→ **WHAT THE TASK ASKS**
The exercise asks you to copy every line below in which "that" appears.

:: RAW DATA

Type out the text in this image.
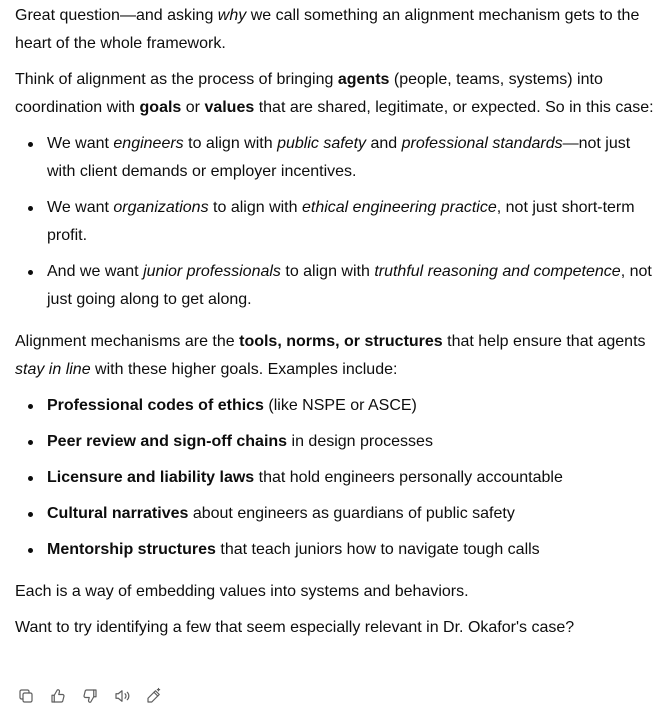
Great question—and asking why we call something an alignment mechanism gets to the heart of the whole framework.

Think of alignment as the process of bringing agents (people, teams, systems) into coordination with goals or values that are shared, legitimate, or expected. So in this case:

We want engineers to align with public safety and professional standards—not just with client demands or employer incentives.
We want organizations to align with ethical engineering practice, not just short-term profit.
And we want junior professionals to align with truthful reasoning and competence, not just going along to get along.

Alignment mechanisms are the tools, norms, or structures that help ensure that agents stay in line with these higher goals. Examples include:

Professional codes of ethics (like NSPE or ASCE)
Peer review and sign-off chains in design processes
Licensure and liability laws that hold engineers personally accountable
Cultural narratives about engineers as guardians of public safety
Mentorship structures that teach juniors how to navigate tough calls

Each is a way of embedding values into systems and behaviors.

Want to try identifying a few that seem especially relevant in Dr. Okafor's case?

::::

→ **FINISHED ANSWER**
Think of alignment as the process of bringing agents (people, teams, systems) into coordination with goals or values that are shared, legitimate, or expected. So in this case:
Alignment mechanisms are the tools, norms, or structures that help ensure that agents stay in line with these higher goals. Examples include:
Licensure and liability laws that hold engineers personally accountable
Mentorship structures that teach juniors how to navigate tough calls
Want to try identifying a few that seem especially relevant in Dr. Okafor's case?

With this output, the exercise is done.